WORK TO BE COMPLETED: Search the records for the word "Groups" and report each line that has it.

----------------------------------------

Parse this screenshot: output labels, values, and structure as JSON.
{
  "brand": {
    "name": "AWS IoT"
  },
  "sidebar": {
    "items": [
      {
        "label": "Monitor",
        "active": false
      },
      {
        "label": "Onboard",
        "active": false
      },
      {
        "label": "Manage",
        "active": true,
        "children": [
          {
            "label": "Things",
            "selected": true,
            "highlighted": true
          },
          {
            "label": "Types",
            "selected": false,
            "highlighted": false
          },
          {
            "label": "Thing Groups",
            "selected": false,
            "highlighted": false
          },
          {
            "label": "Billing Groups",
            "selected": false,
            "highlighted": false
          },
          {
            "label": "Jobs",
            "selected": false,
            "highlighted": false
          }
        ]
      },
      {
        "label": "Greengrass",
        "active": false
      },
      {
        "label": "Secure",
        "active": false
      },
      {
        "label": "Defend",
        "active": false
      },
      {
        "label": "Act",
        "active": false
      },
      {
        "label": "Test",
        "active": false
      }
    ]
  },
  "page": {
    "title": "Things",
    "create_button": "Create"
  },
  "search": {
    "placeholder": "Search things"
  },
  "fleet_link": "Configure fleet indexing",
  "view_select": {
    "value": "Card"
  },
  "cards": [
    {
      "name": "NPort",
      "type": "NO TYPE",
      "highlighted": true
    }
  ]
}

----------------------------------------

REPLY TO THE EXERCISE:
            "label": "Thing Groups",
            "label": "Billing Groups",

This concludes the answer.